* **Text to read**:
========

I've done the gutless quartering method on several elk, but I've never had to quarter a deer in the field, nor do I ever want to. I'm pretty picky about keeping my meat clean. That picture above, with the meat slung over a dirty log, kinda rubs me the wrong way.
Arrowed a Cape buffalo in South Africa. Eight guys and a small winch could not load it into a land cruiser. One of the black trackers dug a hole about 16” deep, behind the rear tires. Backed the land cruiser into those holes and the tail gate was close to the ground. We rolled the big boy in and drove away.
Several good ideas above...I use a game cart. Makes it easy to get deer, and especially hogs, TO the truck. Then I can place the opposite end of the cart over the edge of my tailgate, and lift up the cart and dump the critter into the bed. Doing this, the tailgate supports a lot of the weight while you're lifting, and it's much less awkward than trying to manhandle a carcass high enough to get in the bed.
I only shoot small deer. It makes loading easier. Seriously, I find it harder every year to load a deer into my pickup. I have found low spots to load them on several occasions. I can usually call someone to help me load them. In Kansas you have to leave them whole while transporting to your home, unless you have a smart phone and register them electronically. You can then quarter or bone them to make transporting easier.
@ Grey Ghost - that log was cleaned spotless by Mother Nature. :>)
Live a little...
Last time I had a 6’ 4” Marine that stopped and said he figured that I needed Some help. Especially with twenty inch tires.
I use to use a receiver hitch carrier on my Jeep. One made for a wheel chair with a ramp would work good.
I put this large Doe in my truck by myself and I am in a wheelchair. These sleds which you can purchase at Dicks sporting goods for $30. It has tie down holes for bungies or parachute cord. Easy also to drag a deer out of the woods with. It is the ticket!
i keep a rope ratchet in my truck, and one in my Ranger.. i use it to get there front end up - then flip them over into the back... it is cheap and works well..
Mother Nature is precisely why that pic bothers me. I'm pretty sure I can see squirrel piss on that log. ;-)
To each their own. My Father took a lot of pride in his skinning abilities. Slicing the meat was a no-no. Cutting a hole in the hide was even worse, since he tanned all of his hides. Even the flank flap had to remain on the carcass. I've met very few hunters who know how to do that properly. I guess I inherited my Father's ways. Skinning is one of my favorite parts of the whole process, and hanging them up to skin is really the only way to do a clean job of it, IMO.

========

* **Records supplied**:
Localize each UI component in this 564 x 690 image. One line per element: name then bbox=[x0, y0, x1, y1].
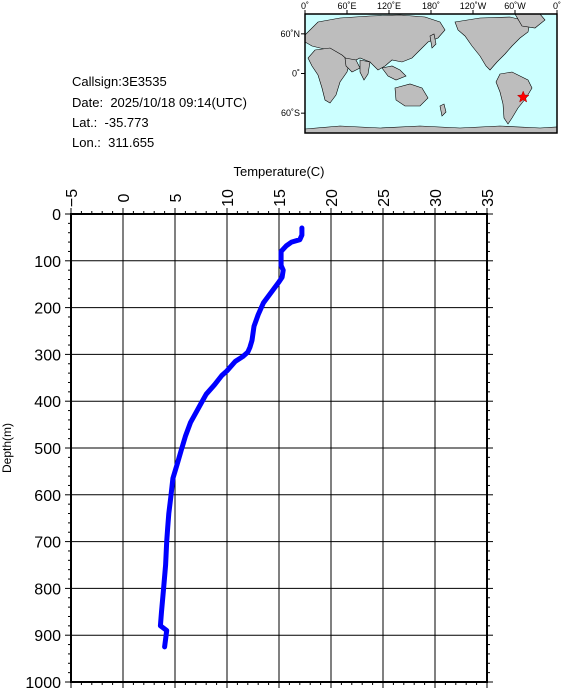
y-tick-labels: 0 100 200 300 400 500 600 700 800 900 1000 bbox=[25, 207, 61, 690]
lat-value: -35.773 bbox=[104, 115, 149, 130]
y-tick-label: 0 bbox=[52, 207, 61, 224]
y-tick-label: 600 bbox=[34, 488, 61, 505]
map-labels: 0˚ 60˚E 120˚E 180˚ 120˚W 60˚W 0˚ 60˚N 0˚ 60˚S bbox=[280, 1, 561, 118]
plot-frame bbox=[70, 213, 488, 683]
x-tick-label: −5 bbox=[64, 189, 81, 207]
x-tick-label: 20 bbox=[324, 189, 341, 207]
landmass-antarctica bbox=[304, 125, 558, 134]
map-lon-label: 0˚ bbox=[553, 1, 561, 11]
chart-grid bbox=[70, 213, 488, 683]
world-map: 0˚ 60˚E 120˚E 180˚ 120˚W 60˚W 0˚ 60˚N 0˚ 60˚S bbox=[280, 1, 561, 134]
y-tick-label: 500 bbox=[34, 441, 61, 458]
landmass-se-asia bbox=[381, 65, 407, 81]
callsign-line: Callsign:3E3535 bbox=[72, 74, 167, 90]
y-tick-label: 200 bbox=[34, 301, 61, 318]
landmass-japan bbox=[429, 33, 437, 49]
lat-label: Lat.: bbox=[72, 115, 98, 130]
y-tick-label: 300 bbox=[34, 347, 61, 364]
x-tick-label: 35 bbox=[480, 189, 497, 207]
landmass-australia bbox=[394, 83, 429, 107]
map-lat-label: 60˚N bbox=[280, 29, 300, 39]
x-tick-label: 25 bbox=[376, 189, 393, 207]
callsign-value: 3E3535 bbox=[121, 74, 167, 89]
date-line: Date: 2025/10/18 09:14(UTC) bbox=[72, 95, 247, 111]
temperature-profile-line bbox=[157, 225, 305, 650]
y-tick-label: 1000 bbox=[25, 675, 61, 690]
callsign-label: Callsign: bbox=[72, 74, 122, 89]
y-tick-label: 800 bbox=[34, 581, 61, 598]
station-marker bbox=[516, 90, 530, 103]
lat-line: Lat.: -35.773 bbox=[72, 115, 149, 131]
map-lon-label: 180˚ bbox=[422, 1, 440, 11]
y-tick-label: 700 bbox=[34, 535, 61, 552]
y-tick-label: 400 bbox=[34, 394, 61, 411]
map-lon-label: 60˚W bbox=[504, 1, 526, 11]
map-lon-label: 120˚W bbox=[460, 1, 487, 11]
map-lon-label: 0˚ bbox=[301, 1, 309, 11]
map-ticks bbox=[301, 10, 558, 114]
date-value: 2025/10/18 09:14(UTC) bbox=[110, 95, 247, 110]
x-tick-label: 10 bbox=[220, 189, 237, 207]
date-label: Date: bbox=[72, 95, 104, 110]
map-lat-label: 60˚S bbox=[281, 108, 300, 118]
lon-value: 311.655 bbox=[108, 135, 155, 150]
y-tick-label: 900 bbox=[34, 628, 61, 645]
map-lat-label: 0˚ bbox=[292, 69, 300, 79]
x-tick-label: 0 bbox=[116, 193, 133, 202]
landmass-arabia bbox=[344, 57, 361, 73]
lon-line: Lon.: 311.655 bbox=[72, 135, 154, 151]
map-lon-label: 60˚E bbox=[337, 1, 356, 11]
x-tick-labels: −5 0 5 10 15 20 25 30 35 bbox=[64, 189, 497, 207]
landmass-south-america bbox=[495, 71, 533, 125]
lon-label: Lon.: bbox=[72, 135, 101, 150]
star-icon bbox=[516, 90, 530, 103]
map-land bbox=[304, 13, 558, 134]
landmass-africa bbox=[307, 47, 351, 104]
x-tick-label: 5 bbox=[168, 193, 185, 202]
y-tick-label: 100 bbox=[34, 254, 61, 271]
landmass-nz bbox=[439, 103, 447, 117]
x-tick-label: 15 bbox=[272, 189, 289, 207]
y-axis-title: Depth(m) bbox=[0, 423, 14, 473]
chart-ticks bbox=[65, 208, 493, 688]
landmass-india bbox=[359, 59, 371, 81]
x-tick-label: 30 bbox=[428, 189, 445, 207]
map-lon-label: 120˚E bbox=[377, 1, 401, 11]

========

* **Short exercise A**: Write out the part of the deer-loading discussion that opens with the words containing "Arrowed a Cape" and closes with "and drove away.".
* **Short exercise B**: Continue the deer-loading discussion from the point where it stops.
The items have no connection to the deer-loading discussion.

* **Task output A**:
Arrowed a Cape buffalo in South Africa. Eight guys and a small winch could not load it into a land cruiser. One of the black trackers dug a hole about 16” deep, behind the rear tires. Backed the land cruiser into those holes and the tail gate was close to the ground. We rolled the big boy in and drove away.

* **Task output B**:
Due to a stroke my dad could no longer load his deer into the back of his truck so he had a winch installed in the front of the bed.
I just set my pack on the tail gate with the meat in it....easy
Us guys that are having a harder time getting a deer into our trucks......I know why? They are making trucks higher! Nothing to do with our "abilities", at least that's my theory. I am lucky to hunt on private land with wood cutting trails here and there, so never too far away from where a 4-wheeler can get to. Some good ideas here and hope we all get to try one!
If you use a cart it's already half way up.
I get them out whole when I can, I prefer to age, skin, and quarter in my clean garage. I also donate the hides to VFW so they can make gloves etc for Veterans.
I was having the same issues about 4 seasons ago.. I'm 6'5" and with a camper on my truck, loading bigger deer was killing my lower back. I could throw does in but bigger buck were a different story. I had to get in the truck, dig my heels in and jerk and pull until the front shoulder got over the tailgate. I was going to go with ramps or a winch but came across a one wheeled cart called the RackPacker. It's the slickest cart I've ever used and once the deer is strapped down, you just set the wheel on your tailgate , lift the handles and roll it in. I bought it mainly to load the deer but have found that It's the best cart I've used for uneven and hilly terrain. I don't even take my 2 wheeler anymore. Do a search on youtube and you'll find a few videos.
Dana-that was a great video, thanks for sharing.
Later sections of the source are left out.